* **GOAL OF THE EXERCISE**: Only the lines that include "Hematopoietic" should be copied from the data below.

[Figure content listings]
──────────

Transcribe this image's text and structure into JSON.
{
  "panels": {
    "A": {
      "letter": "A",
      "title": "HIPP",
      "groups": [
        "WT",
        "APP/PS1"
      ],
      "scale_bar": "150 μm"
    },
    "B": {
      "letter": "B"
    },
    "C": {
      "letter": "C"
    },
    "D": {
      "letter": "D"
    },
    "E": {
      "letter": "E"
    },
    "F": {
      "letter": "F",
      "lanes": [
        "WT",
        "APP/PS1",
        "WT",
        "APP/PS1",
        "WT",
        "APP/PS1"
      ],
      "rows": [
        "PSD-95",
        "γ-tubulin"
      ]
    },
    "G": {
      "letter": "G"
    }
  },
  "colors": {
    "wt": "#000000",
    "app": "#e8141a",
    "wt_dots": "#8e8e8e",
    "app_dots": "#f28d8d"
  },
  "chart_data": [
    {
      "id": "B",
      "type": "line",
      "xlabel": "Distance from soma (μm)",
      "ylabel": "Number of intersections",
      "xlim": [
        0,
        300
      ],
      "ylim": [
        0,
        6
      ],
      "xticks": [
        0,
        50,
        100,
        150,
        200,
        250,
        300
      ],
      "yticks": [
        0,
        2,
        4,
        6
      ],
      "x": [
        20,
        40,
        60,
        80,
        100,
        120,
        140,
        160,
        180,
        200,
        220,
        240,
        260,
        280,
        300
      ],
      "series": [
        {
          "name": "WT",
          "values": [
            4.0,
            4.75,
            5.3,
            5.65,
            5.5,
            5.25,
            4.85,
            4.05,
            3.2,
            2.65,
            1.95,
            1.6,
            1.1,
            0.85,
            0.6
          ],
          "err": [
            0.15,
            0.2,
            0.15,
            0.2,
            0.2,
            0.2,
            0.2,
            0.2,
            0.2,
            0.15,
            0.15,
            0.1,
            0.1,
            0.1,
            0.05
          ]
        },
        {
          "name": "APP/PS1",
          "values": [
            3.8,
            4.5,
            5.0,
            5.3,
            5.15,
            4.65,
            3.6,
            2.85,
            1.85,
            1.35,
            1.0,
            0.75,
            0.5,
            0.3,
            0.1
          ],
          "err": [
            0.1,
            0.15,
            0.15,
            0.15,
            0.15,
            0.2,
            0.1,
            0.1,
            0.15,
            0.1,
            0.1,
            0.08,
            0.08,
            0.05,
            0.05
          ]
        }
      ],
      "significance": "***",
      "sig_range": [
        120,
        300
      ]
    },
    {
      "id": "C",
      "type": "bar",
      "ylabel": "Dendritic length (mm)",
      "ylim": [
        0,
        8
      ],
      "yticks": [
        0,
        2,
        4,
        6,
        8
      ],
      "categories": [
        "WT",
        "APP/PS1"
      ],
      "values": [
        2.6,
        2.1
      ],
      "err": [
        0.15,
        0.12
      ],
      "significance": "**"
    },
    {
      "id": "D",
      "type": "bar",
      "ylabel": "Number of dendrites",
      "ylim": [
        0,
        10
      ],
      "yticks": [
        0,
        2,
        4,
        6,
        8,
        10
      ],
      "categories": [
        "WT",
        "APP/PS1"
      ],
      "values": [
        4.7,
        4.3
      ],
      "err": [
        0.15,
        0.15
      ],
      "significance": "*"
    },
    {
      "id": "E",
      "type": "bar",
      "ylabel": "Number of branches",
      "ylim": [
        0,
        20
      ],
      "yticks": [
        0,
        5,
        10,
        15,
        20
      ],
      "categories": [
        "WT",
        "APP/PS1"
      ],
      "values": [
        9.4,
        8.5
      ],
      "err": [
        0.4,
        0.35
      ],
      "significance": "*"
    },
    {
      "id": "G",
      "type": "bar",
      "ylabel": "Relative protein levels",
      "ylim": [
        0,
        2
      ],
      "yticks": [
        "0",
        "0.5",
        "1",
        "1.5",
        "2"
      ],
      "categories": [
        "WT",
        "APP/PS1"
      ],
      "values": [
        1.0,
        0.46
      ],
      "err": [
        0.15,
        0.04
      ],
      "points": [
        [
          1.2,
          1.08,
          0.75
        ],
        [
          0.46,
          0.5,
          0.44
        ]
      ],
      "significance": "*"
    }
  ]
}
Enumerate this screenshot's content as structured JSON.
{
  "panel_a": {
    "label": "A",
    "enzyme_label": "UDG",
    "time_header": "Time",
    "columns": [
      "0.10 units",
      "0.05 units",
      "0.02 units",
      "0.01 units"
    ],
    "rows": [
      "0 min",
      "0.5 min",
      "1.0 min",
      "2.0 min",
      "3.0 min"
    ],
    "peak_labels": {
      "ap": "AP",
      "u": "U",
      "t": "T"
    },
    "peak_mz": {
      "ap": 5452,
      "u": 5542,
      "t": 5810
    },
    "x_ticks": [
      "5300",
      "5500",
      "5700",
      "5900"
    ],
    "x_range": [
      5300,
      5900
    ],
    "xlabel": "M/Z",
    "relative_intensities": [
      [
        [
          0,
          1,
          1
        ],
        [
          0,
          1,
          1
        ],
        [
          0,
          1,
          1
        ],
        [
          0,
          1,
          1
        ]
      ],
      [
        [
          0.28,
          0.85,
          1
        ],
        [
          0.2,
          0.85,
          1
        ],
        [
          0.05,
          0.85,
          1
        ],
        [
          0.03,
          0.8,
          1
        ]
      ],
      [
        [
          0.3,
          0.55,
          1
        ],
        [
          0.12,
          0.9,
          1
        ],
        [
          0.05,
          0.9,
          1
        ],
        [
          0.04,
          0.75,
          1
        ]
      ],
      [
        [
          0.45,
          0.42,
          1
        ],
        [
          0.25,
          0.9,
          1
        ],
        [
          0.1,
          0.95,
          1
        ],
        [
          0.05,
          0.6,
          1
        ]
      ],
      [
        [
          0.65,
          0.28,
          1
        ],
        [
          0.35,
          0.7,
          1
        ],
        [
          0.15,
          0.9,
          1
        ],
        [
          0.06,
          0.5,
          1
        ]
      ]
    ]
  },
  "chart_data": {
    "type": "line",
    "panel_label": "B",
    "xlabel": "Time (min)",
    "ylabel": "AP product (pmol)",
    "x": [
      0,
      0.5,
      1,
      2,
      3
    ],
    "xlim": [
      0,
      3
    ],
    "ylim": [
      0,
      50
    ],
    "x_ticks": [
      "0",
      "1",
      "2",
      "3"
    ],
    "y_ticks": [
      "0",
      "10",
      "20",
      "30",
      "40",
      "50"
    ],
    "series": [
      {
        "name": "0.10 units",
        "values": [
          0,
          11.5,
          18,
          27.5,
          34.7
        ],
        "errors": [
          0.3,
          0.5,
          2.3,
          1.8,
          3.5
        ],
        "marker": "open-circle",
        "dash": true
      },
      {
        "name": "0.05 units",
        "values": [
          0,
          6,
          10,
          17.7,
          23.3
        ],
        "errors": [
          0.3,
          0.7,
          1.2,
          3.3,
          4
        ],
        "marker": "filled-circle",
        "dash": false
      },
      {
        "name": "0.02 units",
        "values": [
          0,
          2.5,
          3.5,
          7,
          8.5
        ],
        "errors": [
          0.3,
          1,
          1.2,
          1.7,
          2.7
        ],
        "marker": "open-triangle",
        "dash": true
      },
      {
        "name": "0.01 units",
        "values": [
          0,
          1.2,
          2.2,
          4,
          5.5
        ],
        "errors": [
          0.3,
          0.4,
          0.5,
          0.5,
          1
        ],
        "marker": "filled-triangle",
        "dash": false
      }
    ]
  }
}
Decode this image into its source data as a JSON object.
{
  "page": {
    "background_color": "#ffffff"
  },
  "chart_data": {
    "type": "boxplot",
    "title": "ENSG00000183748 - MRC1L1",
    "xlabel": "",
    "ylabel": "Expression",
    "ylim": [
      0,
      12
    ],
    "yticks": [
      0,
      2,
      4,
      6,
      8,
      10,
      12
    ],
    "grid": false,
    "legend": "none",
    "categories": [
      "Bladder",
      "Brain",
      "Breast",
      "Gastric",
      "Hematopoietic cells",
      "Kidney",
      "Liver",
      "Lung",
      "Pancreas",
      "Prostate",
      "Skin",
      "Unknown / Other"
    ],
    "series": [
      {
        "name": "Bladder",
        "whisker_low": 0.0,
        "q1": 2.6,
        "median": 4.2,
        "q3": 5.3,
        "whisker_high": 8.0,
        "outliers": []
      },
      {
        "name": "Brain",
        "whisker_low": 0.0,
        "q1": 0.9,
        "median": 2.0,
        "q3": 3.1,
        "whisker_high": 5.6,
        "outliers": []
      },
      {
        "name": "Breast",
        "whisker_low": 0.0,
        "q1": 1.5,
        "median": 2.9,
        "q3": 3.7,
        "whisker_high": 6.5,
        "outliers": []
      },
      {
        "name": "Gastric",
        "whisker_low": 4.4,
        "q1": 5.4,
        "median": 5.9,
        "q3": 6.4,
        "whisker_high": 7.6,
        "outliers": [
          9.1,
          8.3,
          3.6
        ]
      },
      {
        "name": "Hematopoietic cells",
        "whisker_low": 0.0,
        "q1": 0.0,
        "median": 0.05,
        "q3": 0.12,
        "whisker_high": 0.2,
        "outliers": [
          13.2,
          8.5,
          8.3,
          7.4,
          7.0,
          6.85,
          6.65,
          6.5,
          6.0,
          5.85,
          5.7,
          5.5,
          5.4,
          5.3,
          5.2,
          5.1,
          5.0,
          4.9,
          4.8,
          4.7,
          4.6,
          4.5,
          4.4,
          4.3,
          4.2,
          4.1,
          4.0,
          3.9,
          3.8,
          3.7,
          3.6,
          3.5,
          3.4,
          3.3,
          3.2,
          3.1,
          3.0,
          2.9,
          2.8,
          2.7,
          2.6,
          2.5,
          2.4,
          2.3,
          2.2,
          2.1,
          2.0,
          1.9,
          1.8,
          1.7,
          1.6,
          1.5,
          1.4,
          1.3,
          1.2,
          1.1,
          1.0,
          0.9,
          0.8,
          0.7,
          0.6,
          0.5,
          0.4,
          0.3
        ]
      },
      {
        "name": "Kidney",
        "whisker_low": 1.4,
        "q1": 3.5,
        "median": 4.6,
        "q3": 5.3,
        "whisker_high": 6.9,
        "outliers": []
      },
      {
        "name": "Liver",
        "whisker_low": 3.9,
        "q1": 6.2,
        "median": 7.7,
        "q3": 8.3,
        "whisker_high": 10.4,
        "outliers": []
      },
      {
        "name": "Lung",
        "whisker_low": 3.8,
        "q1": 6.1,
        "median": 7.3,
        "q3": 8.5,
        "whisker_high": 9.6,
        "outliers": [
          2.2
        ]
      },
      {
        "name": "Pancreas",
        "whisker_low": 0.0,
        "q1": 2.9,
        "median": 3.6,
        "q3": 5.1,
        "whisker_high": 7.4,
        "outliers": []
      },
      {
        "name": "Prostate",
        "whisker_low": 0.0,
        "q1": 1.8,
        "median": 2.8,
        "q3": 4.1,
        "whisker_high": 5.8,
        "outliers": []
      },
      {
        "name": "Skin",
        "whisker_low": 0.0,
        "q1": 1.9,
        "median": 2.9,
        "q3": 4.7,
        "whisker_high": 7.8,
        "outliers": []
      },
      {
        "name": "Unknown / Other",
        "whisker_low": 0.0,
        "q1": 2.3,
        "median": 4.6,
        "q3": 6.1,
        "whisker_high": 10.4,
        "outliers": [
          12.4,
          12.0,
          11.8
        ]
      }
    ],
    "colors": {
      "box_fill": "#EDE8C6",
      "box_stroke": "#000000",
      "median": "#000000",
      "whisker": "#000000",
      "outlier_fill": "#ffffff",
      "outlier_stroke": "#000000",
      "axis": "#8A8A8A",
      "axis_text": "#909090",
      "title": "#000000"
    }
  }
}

──────────

* **WRITTEN RESPONSE**:
      "Hematopoietic cells",
        "name": "Hematopoietic cells",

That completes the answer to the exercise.